What needs to be done: Count the lines below that contain "samt". Give only the number.

:: Records for the task ::

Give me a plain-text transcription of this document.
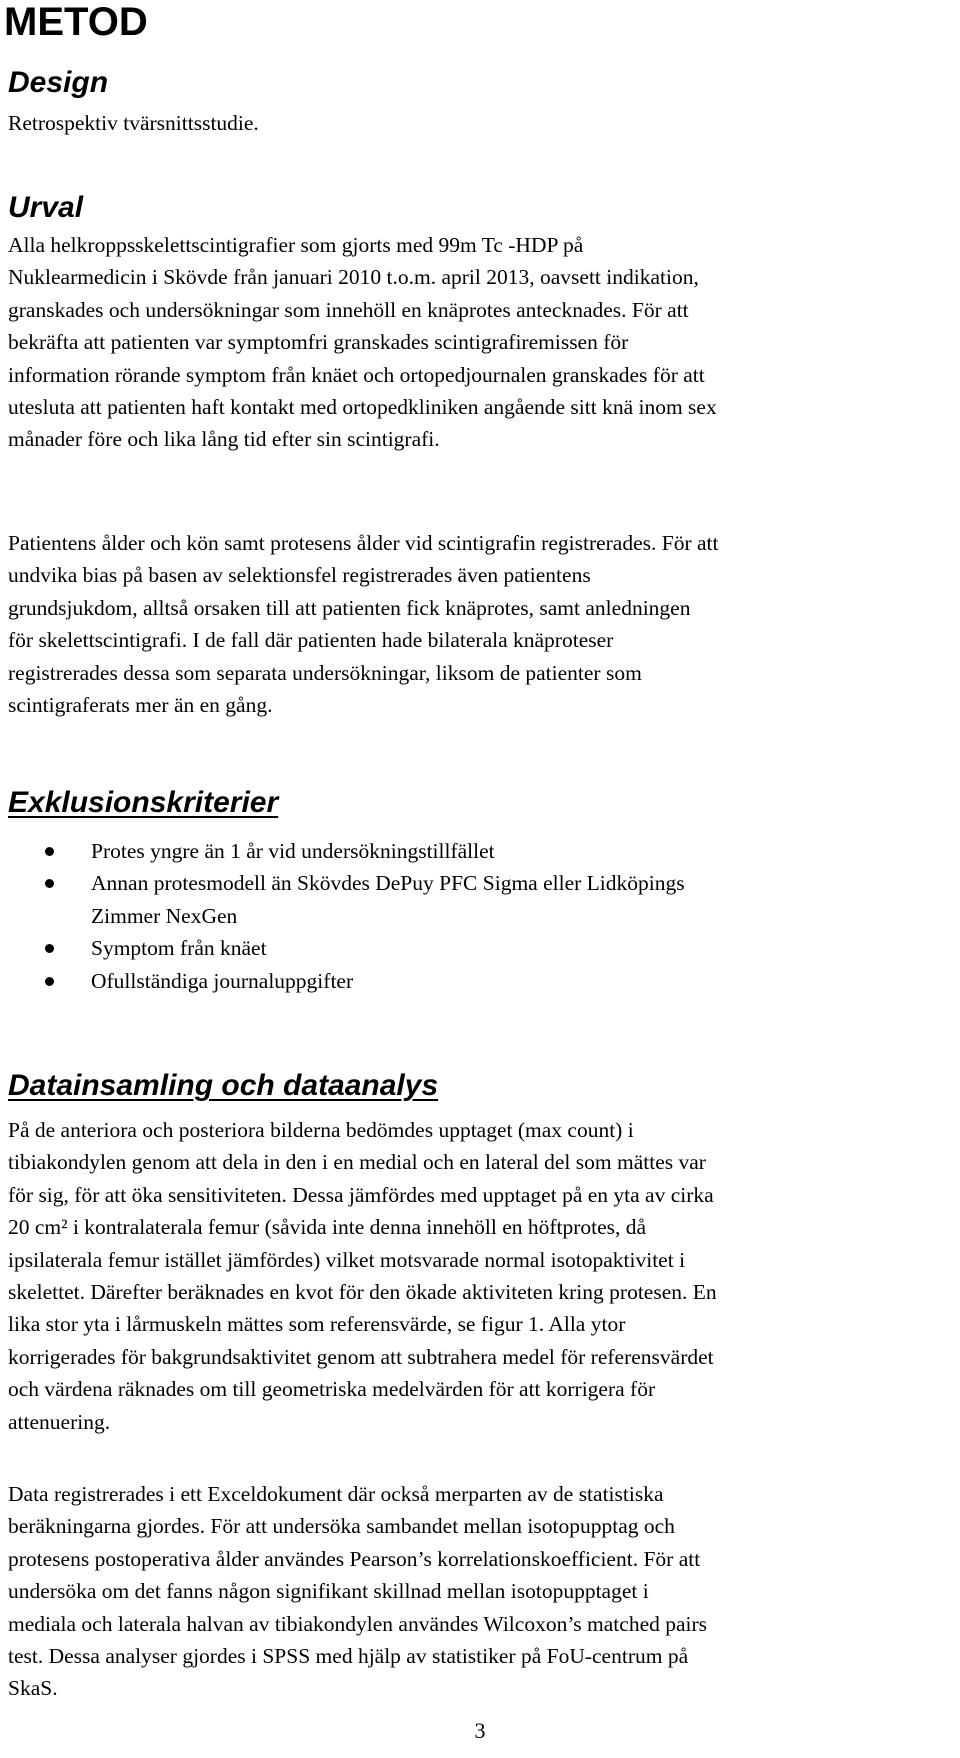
METOD
Design
Retrospektiv tvärsnittsstudie.
Urval
Alla helkroppsskelettscintigrafier som gjorts med 99m Tc -HDP på
Nuklearmedicin i Skövde från januari 2010 t.o.m. april 2013, oavsett indikation,
granskades och undersökningar som innehöll en knäprotes antecknades. För att
bekräfta att patienten var symptomfri granskades scintigrafiremissen för
information rörande symptom från knäet och ortopedjournalen granskades för att
utesluta att patienten haft kontakt med ortopedkliniken angående sitt knä inom sex
månader före och lika lång tid efter sin scintigrafi.
Patientens ålder och kön samt protesens ålder vid scintigrafin registrerades. För att
undvika bias på basen av selektionsfel registrerades även patientens
grundsjukdom, alltså orsaken till att patienten fick knäprotes, samt anledningen
för skelettscintigrafi. I de fall där patienten hade bilaterala knäproteser
registrerades dessa som separata undersökningar, liksom de patienter som
scintigraferats mer än en gång.
Exklusionskriterier
Protes yngre än 1 år vid undersökningstillfället
Annan protesmodell än Skövdes DePuy PFC Sigma eller Lidköpings
Zimmer NexGen
Symptom från knäet
Ofullständiga journaluppgifter
Datainsamling och dataanalys
På de anteriora och posteriora bilderna bedömdes upptaget (max count) i
tibiakondylen genom att dela in den i en medial och en lateral del som mättes var
för sig, för att öka sensitiviteten. Dessa jämfördes med upptaget på en yta av cirka
20 cm² i kontralaterala femur (såvida inte denna innehöll en höftprotes, då
ipsilaterala femur istället jämfördes) vilket motsvarade normal isotopaktivitet i
skelettet. Därefter beräknades en kvot för den ökade aktiviteten kring protesen. En
lika stor yta i lårmuskeln mättes som referensvärde, se figur 1. Alla ytor
korrigerades för bakgrundsaktivitet genom att subtrahera medel för referensvärdet
och värdena räknades om till geometriska medelvärden för att korrigera för
attenuering.
Data registrerades i ett Exceldokument där också merparten av de statistiska
beräkningarna gjordes. För att undersöka sambandet mellan isotopupptag och
protesens postoperativa ålder användes Pearson’s korrelationskoefficient. För att
undersöka om det fanns någon signifikant skillnad mellan isotopupptaget i
mediala och laterala halvan av tibiakondylen användes Wilcoxon’s matched pairs
test. Dessa analyser gjordes i SPSS med hjälp av statistiker på FoU-centrum på
SkaS.
3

:::

Your response: 2